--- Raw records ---

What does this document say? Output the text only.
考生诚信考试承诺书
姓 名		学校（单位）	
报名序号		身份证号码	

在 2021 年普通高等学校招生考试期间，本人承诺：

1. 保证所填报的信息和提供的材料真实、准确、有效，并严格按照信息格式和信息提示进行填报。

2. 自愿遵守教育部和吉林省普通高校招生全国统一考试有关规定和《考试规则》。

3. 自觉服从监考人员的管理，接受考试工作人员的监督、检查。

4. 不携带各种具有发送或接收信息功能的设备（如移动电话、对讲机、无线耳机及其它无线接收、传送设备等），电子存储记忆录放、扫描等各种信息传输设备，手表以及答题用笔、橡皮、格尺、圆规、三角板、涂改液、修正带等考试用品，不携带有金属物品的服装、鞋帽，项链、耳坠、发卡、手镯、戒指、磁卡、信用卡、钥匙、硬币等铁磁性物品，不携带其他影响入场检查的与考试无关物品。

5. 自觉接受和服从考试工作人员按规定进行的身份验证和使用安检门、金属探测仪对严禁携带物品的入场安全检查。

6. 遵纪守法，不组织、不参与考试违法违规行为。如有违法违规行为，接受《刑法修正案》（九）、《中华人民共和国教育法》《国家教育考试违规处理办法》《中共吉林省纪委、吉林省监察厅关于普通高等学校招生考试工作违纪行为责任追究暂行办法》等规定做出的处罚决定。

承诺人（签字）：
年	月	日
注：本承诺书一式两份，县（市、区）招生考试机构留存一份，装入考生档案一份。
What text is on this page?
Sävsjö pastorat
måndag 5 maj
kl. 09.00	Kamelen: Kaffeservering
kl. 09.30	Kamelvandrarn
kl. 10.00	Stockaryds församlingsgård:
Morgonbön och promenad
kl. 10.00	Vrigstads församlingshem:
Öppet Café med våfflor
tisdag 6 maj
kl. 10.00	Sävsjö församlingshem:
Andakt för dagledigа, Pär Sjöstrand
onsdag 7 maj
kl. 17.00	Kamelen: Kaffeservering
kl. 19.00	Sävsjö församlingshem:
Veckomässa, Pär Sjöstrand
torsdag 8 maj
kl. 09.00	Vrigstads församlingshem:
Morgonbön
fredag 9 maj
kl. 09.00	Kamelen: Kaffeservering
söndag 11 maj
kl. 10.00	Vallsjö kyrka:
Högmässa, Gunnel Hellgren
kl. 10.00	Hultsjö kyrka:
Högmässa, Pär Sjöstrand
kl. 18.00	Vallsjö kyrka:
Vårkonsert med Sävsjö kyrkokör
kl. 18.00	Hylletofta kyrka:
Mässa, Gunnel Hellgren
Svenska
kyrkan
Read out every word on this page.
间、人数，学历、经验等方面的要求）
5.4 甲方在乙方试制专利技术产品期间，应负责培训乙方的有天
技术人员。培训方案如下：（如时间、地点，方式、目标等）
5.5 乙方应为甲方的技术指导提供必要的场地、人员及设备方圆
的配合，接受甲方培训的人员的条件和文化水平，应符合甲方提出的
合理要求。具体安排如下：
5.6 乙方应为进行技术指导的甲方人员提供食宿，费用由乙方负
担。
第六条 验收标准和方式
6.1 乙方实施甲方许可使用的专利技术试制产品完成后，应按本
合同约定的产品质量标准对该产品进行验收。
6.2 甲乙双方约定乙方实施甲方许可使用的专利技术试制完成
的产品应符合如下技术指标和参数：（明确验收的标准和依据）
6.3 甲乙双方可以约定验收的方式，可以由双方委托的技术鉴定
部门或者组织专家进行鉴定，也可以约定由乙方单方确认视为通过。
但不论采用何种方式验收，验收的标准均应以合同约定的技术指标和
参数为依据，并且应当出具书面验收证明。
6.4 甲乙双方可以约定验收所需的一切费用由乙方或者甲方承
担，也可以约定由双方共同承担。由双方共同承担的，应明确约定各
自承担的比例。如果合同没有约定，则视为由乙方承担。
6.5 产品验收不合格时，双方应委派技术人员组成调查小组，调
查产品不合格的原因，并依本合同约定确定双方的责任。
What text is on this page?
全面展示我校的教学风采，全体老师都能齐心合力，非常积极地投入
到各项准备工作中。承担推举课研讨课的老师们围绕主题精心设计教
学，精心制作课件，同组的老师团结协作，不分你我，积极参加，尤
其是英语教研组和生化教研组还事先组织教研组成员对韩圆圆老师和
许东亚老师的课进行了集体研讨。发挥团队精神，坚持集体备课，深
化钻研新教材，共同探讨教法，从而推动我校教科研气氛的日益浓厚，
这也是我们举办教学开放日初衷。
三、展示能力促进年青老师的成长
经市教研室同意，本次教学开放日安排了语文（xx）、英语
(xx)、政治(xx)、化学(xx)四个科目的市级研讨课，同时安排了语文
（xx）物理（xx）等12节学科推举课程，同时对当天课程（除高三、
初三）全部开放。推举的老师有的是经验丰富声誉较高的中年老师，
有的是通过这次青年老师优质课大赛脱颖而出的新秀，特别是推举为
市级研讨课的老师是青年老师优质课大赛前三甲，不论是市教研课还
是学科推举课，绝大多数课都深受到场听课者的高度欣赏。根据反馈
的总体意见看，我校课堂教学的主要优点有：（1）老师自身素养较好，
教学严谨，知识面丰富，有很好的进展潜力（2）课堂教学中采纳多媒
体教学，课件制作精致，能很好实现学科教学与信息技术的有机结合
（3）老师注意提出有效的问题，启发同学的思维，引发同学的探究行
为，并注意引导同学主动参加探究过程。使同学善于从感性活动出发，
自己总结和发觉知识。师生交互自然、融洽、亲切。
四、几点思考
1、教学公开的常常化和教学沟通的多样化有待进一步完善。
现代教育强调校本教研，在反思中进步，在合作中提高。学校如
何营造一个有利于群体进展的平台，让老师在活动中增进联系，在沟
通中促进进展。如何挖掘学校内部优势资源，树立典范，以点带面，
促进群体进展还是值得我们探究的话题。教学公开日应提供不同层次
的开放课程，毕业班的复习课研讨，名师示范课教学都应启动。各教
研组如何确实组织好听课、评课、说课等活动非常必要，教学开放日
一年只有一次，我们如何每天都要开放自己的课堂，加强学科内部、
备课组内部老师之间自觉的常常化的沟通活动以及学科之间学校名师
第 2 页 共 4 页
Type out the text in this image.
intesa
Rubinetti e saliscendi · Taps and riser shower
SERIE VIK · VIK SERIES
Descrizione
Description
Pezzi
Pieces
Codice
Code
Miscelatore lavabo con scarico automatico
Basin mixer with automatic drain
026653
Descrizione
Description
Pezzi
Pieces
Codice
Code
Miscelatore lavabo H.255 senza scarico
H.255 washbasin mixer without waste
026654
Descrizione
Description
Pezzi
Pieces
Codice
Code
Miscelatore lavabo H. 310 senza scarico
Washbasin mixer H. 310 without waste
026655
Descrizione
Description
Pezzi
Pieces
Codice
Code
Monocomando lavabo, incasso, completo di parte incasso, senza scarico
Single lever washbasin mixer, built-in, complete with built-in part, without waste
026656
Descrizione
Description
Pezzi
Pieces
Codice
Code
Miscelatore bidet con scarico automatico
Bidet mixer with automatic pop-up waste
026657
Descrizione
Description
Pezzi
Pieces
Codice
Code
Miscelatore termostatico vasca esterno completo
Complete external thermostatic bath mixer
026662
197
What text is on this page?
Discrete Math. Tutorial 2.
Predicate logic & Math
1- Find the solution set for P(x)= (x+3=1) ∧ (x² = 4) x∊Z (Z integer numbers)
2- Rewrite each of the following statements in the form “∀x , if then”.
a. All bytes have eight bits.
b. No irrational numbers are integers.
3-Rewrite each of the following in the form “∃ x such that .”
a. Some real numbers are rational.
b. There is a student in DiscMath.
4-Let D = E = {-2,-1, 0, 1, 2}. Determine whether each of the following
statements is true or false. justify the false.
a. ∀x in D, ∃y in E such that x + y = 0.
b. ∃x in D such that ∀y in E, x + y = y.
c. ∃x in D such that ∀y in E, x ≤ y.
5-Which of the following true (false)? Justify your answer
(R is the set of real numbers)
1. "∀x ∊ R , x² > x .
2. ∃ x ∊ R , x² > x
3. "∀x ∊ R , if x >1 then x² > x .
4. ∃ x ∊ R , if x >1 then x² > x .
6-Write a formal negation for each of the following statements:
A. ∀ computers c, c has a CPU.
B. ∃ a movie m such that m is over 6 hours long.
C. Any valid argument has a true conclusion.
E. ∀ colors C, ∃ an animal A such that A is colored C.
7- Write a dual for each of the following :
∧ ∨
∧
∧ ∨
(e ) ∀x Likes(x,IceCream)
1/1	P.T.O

--- GIVEN TASK ---
Pick out the lines above containing the word "Högmässa", then copy them.

--- CORRECT ANSWER ---
Högmässa, Gunnel Hellgren
Högmässa, Pär Sjöstrand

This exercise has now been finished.